#### WHAT THIS TASK INVOLVES
Pick every line with "公因式是" from the material below.

#### INFORMATION GIVEN

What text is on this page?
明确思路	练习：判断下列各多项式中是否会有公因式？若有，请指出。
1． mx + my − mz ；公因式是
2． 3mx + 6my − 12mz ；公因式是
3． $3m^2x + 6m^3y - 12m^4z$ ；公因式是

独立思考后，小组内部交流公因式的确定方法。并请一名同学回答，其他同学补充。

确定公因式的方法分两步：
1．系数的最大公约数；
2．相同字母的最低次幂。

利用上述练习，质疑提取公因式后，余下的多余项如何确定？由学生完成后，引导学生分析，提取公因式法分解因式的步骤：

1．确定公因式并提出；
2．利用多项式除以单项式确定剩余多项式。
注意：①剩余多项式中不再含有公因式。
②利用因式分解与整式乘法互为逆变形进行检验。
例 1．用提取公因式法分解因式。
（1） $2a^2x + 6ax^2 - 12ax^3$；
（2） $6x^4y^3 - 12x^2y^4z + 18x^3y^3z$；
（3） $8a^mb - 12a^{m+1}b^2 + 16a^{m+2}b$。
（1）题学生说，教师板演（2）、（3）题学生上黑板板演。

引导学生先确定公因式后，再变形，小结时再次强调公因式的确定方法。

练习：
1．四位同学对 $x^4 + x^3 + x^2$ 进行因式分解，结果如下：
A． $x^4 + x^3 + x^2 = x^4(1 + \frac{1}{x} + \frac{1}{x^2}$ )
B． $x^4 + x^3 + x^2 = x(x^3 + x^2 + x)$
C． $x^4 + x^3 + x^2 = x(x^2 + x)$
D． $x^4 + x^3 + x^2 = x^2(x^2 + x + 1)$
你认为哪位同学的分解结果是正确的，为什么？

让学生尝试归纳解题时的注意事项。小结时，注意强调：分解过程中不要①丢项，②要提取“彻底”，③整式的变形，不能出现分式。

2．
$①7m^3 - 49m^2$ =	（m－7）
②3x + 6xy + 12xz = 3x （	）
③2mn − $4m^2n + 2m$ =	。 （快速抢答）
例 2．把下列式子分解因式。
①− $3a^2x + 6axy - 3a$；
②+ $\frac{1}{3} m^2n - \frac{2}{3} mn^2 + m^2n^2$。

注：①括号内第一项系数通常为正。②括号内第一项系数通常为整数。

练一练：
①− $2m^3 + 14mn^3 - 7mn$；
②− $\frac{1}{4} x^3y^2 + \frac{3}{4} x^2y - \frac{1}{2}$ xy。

#### THE RESULT
1． mx + my − mz ；公因式是
2． 3mx + 6my − 12mz ；公因式是
3． $3m^2x + 6m^3y - 12m^4z$ ；公因式是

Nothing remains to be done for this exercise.